Spatial annotation records:

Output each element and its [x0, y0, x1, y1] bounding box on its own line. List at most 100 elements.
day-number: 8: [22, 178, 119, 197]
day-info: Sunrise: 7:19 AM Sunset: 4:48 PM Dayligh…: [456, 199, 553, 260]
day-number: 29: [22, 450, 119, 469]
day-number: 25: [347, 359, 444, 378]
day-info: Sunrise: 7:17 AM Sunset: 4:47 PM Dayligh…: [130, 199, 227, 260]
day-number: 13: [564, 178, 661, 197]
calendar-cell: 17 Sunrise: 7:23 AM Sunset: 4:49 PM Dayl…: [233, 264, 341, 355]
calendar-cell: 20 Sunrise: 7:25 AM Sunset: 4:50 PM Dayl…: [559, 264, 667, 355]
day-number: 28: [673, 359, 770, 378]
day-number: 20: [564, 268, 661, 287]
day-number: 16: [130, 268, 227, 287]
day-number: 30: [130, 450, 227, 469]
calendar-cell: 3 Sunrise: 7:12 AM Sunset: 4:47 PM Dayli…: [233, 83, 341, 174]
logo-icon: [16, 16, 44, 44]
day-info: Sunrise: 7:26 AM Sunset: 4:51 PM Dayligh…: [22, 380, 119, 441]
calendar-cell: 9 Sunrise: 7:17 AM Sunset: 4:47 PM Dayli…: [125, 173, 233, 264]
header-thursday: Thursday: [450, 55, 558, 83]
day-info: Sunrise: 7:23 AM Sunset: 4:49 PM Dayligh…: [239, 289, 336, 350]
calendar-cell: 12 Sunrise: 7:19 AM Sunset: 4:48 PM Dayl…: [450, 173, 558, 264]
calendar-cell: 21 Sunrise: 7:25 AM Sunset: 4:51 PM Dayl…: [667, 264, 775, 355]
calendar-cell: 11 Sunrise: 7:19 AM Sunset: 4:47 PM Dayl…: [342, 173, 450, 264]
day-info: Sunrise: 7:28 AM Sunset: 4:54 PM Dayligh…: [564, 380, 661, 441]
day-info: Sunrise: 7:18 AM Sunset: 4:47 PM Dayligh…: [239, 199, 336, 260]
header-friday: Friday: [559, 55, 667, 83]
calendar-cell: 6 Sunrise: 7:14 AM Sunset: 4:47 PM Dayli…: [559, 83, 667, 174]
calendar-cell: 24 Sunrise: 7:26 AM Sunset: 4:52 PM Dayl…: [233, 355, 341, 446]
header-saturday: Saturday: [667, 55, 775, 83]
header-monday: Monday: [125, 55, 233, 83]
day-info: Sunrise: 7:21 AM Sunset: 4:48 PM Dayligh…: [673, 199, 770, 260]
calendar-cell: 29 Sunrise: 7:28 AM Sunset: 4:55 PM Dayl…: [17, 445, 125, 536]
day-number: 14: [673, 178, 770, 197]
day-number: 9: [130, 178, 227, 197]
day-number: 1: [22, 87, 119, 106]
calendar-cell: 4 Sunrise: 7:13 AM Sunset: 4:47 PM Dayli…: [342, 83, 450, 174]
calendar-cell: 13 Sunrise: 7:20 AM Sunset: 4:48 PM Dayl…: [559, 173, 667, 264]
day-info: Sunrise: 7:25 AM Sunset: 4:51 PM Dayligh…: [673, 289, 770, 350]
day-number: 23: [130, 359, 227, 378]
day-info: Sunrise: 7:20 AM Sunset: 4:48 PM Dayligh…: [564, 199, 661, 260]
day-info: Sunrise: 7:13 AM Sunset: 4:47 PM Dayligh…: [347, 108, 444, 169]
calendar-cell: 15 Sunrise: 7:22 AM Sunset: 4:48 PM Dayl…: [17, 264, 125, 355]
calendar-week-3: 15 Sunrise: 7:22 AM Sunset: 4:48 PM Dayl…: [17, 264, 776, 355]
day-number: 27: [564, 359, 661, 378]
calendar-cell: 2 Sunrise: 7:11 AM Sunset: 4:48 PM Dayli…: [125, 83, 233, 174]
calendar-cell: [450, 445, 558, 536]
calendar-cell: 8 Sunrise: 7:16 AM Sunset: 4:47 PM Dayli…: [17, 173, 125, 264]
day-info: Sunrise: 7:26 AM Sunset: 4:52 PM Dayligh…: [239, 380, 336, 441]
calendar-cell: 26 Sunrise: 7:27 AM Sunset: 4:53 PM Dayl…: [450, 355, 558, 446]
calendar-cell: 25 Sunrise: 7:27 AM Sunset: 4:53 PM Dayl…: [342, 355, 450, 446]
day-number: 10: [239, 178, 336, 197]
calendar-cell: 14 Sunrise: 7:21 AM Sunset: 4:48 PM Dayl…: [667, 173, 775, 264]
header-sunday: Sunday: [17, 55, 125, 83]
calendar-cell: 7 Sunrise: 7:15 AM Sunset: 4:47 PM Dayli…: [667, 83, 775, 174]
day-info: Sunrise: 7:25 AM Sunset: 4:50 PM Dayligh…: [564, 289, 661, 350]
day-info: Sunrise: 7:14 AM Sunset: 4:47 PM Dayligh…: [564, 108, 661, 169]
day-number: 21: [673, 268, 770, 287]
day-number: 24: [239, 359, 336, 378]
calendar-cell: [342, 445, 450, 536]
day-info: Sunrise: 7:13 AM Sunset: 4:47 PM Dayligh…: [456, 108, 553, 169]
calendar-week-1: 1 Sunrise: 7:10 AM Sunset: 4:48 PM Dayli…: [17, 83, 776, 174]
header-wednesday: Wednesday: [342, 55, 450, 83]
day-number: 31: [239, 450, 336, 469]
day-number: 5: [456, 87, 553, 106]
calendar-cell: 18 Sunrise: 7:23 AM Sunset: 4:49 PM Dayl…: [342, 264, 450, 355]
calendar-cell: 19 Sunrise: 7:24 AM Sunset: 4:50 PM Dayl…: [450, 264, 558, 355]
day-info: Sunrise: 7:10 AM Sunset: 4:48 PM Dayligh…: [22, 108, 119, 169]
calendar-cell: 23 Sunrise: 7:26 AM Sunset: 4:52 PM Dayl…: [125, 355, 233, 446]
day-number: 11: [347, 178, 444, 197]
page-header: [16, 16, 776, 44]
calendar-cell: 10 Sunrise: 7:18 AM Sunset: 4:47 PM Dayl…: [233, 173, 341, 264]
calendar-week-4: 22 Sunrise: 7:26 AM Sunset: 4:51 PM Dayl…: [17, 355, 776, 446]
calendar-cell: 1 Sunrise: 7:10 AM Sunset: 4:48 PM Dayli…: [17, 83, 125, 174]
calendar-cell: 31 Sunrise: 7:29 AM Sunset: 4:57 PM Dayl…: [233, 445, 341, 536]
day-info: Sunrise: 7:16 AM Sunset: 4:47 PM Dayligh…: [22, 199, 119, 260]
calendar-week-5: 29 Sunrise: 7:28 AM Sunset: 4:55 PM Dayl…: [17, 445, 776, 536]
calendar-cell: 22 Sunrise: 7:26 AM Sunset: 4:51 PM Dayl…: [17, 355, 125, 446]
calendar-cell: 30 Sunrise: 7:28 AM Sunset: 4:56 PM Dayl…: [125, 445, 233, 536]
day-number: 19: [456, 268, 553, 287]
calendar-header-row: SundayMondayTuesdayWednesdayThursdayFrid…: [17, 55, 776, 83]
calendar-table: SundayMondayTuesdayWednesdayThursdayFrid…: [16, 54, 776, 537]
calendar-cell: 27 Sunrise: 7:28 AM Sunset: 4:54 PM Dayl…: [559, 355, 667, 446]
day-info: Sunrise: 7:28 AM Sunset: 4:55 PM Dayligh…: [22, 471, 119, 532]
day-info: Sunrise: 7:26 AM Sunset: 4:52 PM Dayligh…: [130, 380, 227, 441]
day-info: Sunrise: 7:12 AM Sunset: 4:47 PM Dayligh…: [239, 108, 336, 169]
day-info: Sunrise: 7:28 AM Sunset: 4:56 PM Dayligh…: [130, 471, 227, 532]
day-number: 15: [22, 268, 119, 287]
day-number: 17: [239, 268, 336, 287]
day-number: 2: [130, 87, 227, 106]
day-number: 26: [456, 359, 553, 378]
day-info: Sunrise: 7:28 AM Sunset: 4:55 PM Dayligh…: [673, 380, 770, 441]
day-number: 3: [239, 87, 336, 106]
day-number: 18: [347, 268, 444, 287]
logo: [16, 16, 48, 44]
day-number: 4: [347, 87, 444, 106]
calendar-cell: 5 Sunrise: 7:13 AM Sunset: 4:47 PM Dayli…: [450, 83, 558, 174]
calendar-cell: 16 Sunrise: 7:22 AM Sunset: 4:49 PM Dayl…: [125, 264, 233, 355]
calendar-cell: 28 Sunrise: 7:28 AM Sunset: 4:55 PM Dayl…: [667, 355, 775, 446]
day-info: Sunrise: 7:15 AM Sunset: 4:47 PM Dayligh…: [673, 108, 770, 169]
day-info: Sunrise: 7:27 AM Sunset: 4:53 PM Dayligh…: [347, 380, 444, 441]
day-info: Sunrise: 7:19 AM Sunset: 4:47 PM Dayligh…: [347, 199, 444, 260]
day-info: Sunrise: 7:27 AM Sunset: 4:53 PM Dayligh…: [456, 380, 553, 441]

Stated task: Reproduce the material from its start through the line containing "day-number: 25: [347, 359, 444, 378]", substituting "date-label" for each "day-number" and leaving everything else unchanged.

Solution:
Output each element and its [x0, y0, x1, y1] bounding box on its own line. List at most 100 elements.
date-label: 8: [22, 178, 119, 197]
day-info: Sunrise: 7:19 AM Sunset: 4:48 PM Dayligh…: [456, 199, 553, 260]
date-label: 29: [22, 450, 119, 469]
date-label: 25: [347, 359, 444, 378]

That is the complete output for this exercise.